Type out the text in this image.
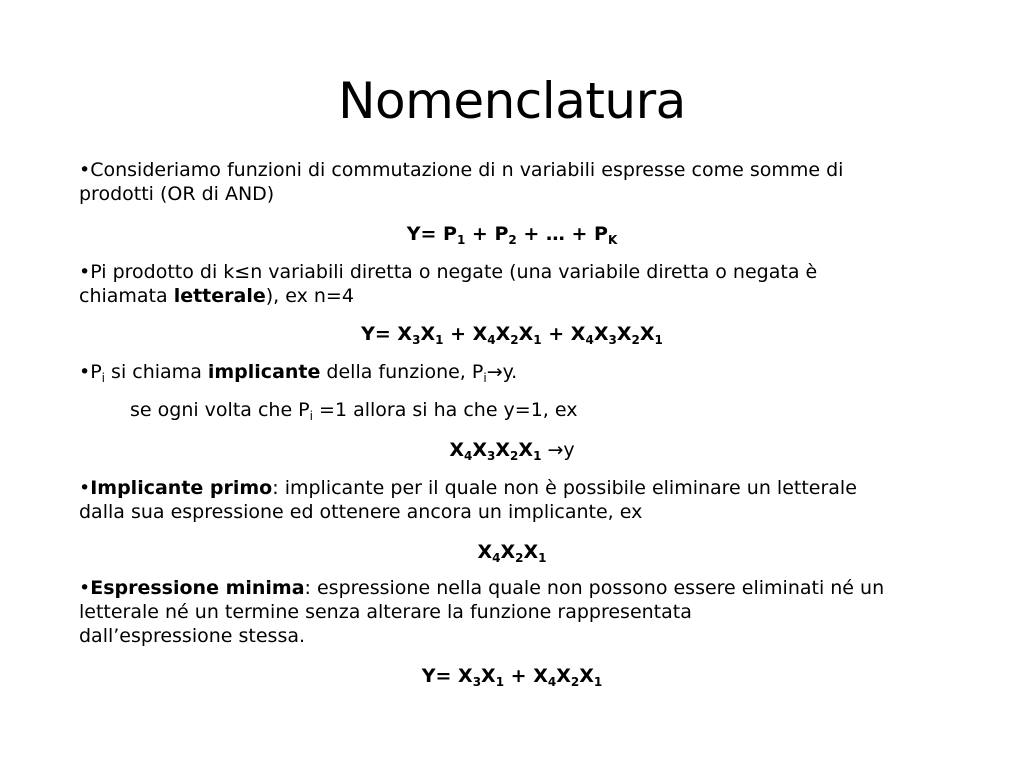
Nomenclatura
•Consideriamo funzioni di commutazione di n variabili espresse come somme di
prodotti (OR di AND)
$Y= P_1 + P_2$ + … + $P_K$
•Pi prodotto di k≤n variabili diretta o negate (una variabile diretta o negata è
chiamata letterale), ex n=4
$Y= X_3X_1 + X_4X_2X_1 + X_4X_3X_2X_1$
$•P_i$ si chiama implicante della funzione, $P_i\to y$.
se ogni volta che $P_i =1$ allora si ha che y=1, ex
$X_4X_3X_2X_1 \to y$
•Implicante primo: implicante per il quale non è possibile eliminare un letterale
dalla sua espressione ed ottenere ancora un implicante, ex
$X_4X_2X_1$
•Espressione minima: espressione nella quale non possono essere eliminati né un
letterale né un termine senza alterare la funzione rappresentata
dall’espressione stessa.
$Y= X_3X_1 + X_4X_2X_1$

━━━━

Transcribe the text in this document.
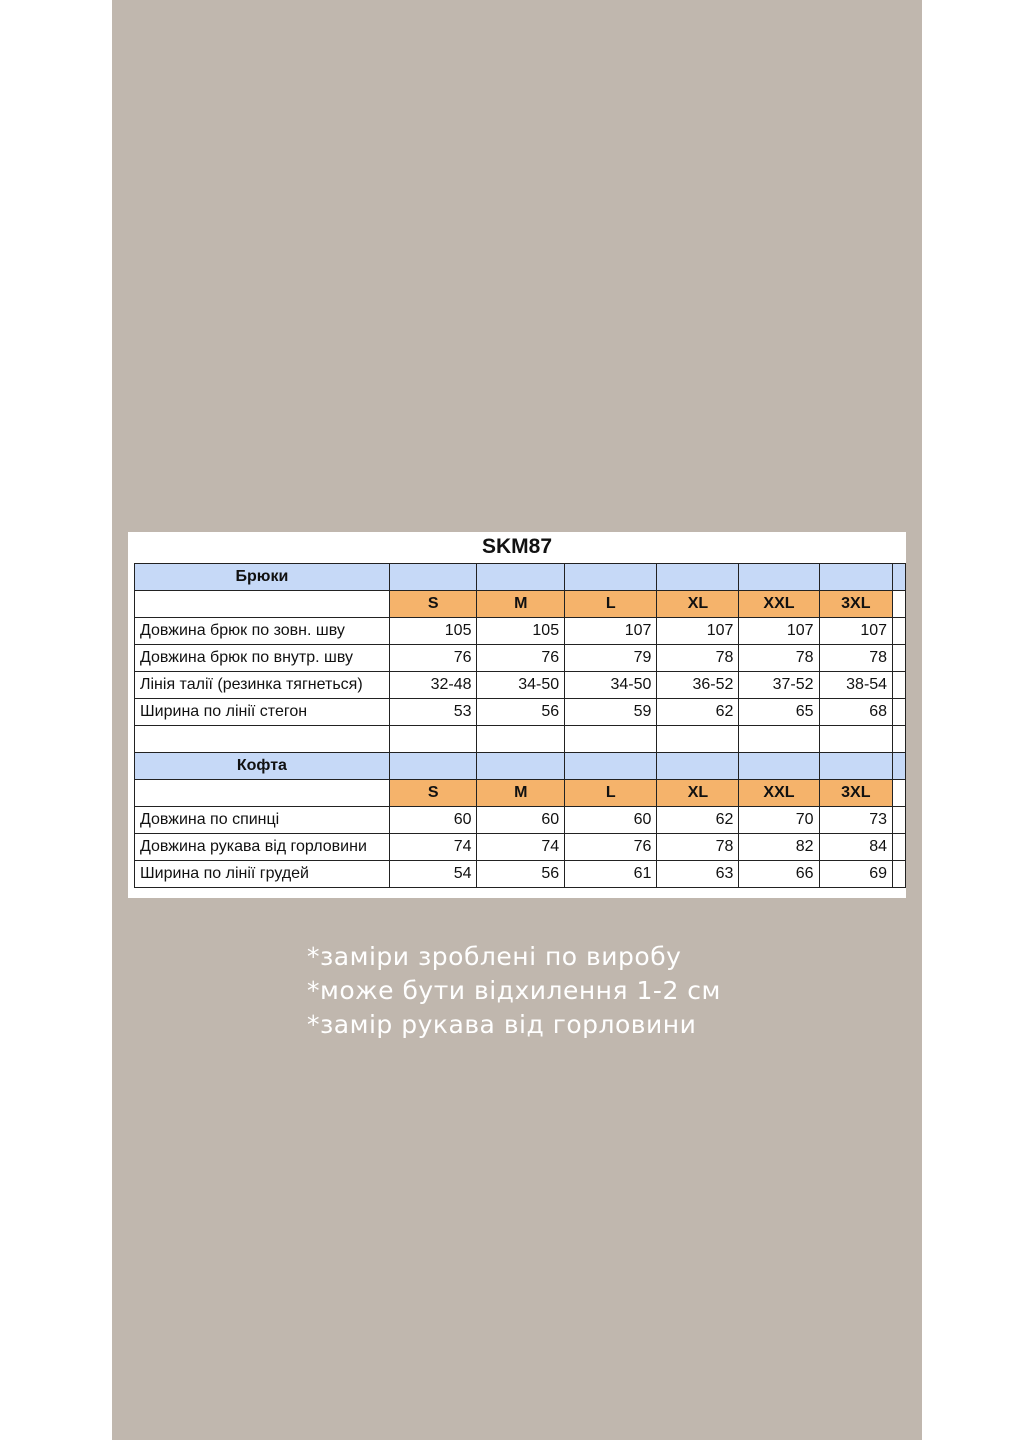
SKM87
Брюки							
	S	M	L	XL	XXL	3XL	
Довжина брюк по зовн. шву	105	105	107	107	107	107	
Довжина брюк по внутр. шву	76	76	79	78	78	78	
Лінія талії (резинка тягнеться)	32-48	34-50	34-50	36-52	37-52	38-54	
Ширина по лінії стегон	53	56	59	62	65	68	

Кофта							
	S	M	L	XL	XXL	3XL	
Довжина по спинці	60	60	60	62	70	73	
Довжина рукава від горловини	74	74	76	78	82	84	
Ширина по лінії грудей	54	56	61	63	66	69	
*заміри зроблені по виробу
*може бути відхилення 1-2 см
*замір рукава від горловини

━━━━

Written problem » Provide only the number of lines in the records containing the string "espressione".

Solution for this exercise » 3